[Aim of the task]
Your task is to copy every line of the records below that contains "ylabel".
--- Task input ---
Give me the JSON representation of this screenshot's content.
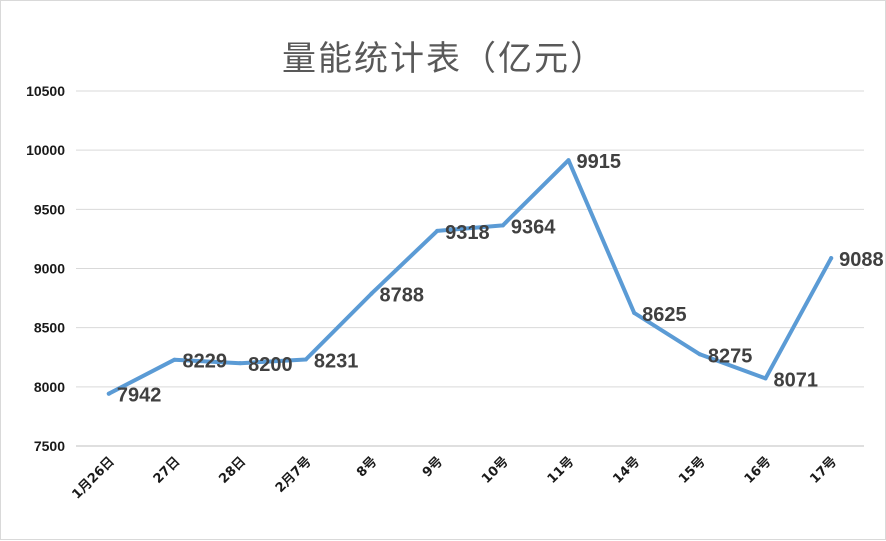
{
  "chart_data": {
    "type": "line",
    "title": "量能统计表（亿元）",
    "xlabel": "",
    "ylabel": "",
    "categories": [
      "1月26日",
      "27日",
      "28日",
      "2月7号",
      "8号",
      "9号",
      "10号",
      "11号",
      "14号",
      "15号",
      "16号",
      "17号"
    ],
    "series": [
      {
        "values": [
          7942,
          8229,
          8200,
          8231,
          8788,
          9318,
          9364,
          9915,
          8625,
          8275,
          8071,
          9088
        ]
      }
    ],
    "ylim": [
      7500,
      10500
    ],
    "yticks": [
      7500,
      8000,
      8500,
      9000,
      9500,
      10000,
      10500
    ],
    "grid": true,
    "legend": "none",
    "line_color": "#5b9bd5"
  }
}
---
--- Task input ---
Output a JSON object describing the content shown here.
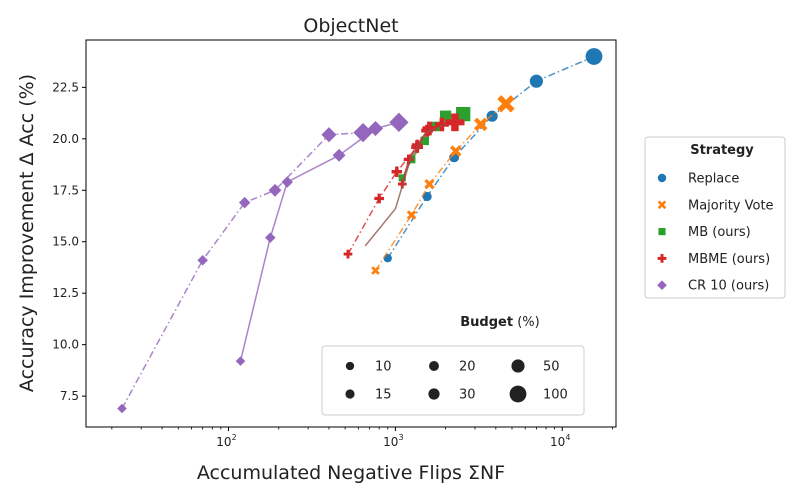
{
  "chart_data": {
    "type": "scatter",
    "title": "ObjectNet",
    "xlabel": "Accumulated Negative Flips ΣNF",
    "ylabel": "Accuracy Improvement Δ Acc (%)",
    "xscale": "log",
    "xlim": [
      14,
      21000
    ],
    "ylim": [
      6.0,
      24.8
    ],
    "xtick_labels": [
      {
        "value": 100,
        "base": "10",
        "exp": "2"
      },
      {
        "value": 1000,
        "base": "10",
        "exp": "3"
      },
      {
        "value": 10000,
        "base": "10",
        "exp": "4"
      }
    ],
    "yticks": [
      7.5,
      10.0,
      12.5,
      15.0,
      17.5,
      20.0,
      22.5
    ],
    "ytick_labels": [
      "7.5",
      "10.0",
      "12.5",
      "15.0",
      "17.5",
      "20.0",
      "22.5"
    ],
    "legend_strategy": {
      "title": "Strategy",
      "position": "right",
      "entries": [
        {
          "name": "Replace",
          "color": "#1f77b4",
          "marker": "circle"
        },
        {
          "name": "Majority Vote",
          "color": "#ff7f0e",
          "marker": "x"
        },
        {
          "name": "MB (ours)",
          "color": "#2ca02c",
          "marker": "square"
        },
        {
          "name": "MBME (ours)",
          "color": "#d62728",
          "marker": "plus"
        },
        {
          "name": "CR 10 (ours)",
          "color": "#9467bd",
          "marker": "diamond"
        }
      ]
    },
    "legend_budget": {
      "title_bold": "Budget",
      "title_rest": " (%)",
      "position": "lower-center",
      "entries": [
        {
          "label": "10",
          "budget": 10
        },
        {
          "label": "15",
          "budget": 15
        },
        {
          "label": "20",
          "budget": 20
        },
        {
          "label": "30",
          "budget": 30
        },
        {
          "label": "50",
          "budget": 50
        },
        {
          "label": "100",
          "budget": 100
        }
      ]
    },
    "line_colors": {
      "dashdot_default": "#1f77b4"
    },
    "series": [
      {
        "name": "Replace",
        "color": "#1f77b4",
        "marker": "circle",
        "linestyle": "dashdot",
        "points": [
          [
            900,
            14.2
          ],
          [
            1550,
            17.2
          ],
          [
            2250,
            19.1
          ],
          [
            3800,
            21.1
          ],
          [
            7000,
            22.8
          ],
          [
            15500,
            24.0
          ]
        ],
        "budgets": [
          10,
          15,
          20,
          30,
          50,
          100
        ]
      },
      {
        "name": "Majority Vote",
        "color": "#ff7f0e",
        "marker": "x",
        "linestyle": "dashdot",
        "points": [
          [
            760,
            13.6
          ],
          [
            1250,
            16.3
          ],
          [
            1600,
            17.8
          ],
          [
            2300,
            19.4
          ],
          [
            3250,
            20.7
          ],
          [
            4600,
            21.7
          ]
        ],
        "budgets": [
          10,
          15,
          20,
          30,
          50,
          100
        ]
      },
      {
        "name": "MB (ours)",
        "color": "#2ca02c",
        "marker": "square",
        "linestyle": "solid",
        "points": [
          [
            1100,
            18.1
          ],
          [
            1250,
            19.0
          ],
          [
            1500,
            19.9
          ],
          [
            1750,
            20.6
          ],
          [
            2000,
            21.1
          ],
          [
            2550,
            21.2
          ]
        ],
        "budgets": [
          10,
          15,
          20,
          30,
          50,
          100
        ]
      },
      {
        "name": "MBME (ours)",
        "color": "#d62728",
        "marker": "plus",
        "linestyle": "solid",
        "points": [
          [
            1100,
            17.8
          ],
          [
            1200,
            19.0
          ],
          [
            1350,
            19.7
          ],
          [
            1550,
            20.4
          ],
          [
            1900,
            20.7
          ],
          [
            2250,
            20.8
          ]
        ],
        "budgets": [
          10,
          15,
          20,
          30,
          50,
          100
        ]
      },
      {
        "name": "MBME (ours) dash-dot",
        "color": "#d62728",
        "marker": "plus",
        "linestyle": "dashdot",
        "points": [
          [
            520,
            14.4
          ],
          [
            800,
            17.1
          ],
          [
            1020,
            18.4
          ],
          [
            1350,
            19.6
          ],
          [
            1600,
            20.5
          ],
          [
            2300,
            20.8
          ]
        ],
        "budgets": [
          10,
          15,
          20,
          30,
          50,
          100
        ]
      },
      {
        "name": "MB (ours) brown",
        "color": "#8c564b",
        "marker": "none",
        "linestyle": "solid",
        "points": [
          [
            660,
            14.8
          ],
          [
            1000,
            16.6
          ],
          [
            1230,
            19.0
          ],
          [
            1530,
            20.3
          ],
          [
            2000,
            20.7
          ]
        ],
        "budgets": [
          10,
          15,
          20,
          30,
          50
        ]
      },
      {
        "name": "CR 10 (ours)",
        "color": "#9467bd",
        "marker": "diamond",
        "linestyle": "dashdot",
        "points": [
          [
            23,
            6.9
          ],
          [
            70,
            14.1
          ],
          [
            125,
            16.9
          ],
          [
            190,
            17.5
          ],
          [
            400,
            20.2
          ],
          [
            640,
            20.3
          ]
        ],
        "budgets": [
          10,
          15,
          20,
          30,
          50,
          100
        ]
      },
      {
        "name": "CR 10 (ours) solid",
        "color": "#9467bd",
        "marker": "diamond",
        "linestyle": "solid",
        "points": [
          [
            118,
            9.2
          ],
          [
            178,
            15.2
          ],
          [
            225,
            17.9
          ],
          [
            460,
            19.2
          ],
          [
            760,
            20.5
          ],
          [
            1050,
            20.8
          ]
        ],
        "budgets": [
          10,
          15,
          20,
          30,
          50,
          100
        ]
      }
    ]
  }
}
---
--- Task input ---
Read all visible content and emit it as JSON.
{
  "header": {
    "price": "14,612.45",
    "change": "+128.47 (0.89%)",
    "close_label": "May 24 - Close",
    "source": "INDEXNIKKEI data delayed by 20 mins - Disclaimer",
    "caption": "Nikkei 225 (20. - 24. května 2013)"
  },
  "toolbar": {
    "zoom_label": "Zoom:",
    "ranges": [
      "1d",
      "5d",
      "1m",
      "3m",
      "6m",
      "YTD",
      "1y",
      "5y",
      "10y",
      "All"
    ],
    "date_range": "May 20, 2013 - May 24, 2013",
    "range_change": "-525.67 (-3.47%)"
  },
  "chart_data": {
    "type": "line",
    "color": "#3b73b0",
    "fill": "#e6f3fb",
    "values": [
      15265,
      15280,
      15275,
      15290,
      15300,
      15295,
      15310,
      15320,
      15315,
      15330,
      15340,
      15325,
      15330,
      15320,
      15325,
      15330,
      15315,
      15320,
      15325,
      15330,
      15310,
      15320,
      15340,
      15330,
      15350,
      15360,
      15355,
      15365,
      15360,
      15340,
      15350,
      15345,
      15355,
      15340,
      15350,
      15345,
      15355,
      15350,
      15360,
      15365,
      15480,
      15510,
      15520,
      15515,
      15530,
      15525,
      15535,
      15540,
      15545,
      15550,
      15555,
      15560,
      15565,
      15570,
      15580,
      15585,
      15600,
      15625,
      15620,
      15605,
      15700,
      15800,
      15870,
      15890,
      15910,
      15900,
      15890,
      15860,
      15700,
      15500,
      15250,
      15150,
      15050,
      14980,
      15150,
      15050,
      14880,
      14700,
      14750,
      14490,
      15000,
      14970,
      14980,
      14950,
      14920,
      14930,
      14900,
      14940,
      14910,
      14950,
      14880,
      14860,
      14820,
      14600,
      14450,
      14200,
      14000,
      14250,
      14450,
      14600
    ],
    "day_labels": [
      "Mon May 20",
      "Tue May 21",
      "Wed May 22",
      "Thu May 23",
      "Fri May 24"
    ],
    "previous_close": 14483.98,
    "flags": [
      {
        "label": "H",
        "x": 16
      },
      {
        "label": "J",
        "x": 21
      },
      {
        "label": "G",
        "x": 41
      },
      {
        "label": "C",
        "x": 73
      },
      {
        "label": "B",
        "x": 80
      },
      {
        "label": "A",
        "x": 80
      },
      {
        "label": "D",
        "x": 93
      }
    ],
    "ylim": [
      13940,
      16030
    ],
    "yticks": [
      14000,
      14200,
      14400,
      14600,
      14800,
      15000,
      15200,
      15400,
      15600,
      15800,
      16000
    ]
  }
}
---
[Result of the exercise]
    "ylabel": "",
    "ylabel": "Accuracy Improvement Δ Acc (%)",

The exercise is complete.